• **INFORMATION PROVIDED**

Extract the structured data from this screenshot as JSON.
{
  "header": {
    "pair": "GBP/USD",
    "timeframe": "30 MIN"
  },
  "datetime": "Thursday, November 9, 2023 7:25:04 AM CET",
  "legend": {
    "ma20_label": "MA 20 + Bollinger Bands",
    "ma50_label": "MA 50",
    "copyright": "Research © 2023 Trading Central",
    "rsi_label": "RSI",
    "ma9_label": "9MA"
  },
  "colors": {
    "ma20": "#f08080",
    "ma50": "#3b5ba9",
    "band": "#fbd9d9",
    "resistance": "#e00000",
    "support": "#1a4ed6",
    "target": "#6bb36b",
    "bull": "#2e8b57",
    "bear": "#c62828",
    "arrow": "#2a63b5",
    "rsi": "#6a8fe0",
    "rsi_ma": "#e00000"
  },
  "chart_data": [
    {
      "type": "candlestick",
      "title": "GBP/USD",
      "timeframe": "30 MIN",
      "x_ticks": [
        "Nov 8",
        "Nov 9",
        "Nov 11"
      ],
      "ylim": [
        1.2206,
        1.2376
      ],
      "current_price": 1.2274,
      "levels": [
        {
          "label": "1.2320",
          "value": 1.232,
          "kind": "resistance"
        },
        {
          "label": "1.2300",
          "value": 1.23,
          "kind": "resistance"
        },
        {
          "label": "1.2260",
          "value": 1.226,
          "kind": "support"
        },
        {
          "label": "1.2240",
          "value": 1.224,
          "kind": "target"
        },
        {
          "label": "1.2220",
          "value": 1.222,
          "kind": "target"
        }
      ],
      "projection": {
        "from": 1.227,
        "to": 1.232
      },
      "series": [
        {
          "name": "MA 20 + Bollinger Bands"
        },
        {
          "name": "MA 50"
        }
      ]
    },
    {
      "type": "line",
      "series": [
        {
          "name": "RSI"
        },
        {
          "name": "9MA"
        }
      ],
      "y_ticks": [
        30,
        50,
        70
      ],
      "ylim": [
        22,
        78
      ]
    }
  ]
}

• **SET EXERCISE**
All entries must be repeated verbatim.

• **COMPLETE OUTPUT**
Extract the structured data from this screenshot as JSON.
{
  "header": {
    "pair": "GBP/USD",
    "timeframe": "30 MIN"
  },
  "datetime": "Thursday, November 9, 2023 7:25:04 AM CET",
  "legend": {
    "ma20_label": "MA 20 + Bollinger Bands",
    "ma50_label": "MA 50",
    "copyright": "Research © 2023 Trading Central",
    "rsi_label": "RSI",
    "ma9_label": "9MA"
  },
  "colors": {
    "ma20": "#f08080",
    "ma50": "#3b5ba9",
    "band": "#fbd9d9",
    "resistance": "#e00000",
    "support": "#1a4ed6",
    "target": "#6bb36b",
    "bull": "#2e8b57",
    "bear": "#c62828",
    "arrow": "#2a63b5",
    "rsi": "#6a8fe0",
    "rsi_ma": "#e00000"
  },
  "chart_data": [
    {
      "type": "candlestick",
      "title": "GBP/USD",
      "timeframe": "30 MIN",
      "x_ticks": [
        "Nov 8",
        "Nov 9",
        "Nov 11"
      ],
      "ylim": [
        1.2206,
        1.2376
      ],
      "current_price": 1.2274,
      "levels": [
        {
          "label": "1.2320",
          "value": 1.232,
          "kind": "resistance"
        },
        {
          "label": "1.2300",
          "value": 1.23,
          "kind": "resistance"
        },
        {
          "label": "1.2260",
          "value": 1.226,
          "kind": "support"
        },
        {
          "label": "1.2240",
          "value": 1.224,
          "kind": "target"
        },
        {
          "label": "1.2220",
          "value": 1.222,
          "kind": "target"
        }
      ],
      "projection": {
        "from": 1.227,
        "to": 1.232
      },
      "series": [
        {
          "name": "MA 20 + Bollinger Bands"
        },
        {
          "name": "MA 50"
        }
      ]
    },
    {
      "type": "line",
      "series": [
        {
          "name": "RSI"
        },
        {
          "name": "9MA"
        }
      ],
      "y_ticks": [
        30,
        50,
        70
      ],
      "ylim": [
        22,
        78
      ]
    }
  ]
}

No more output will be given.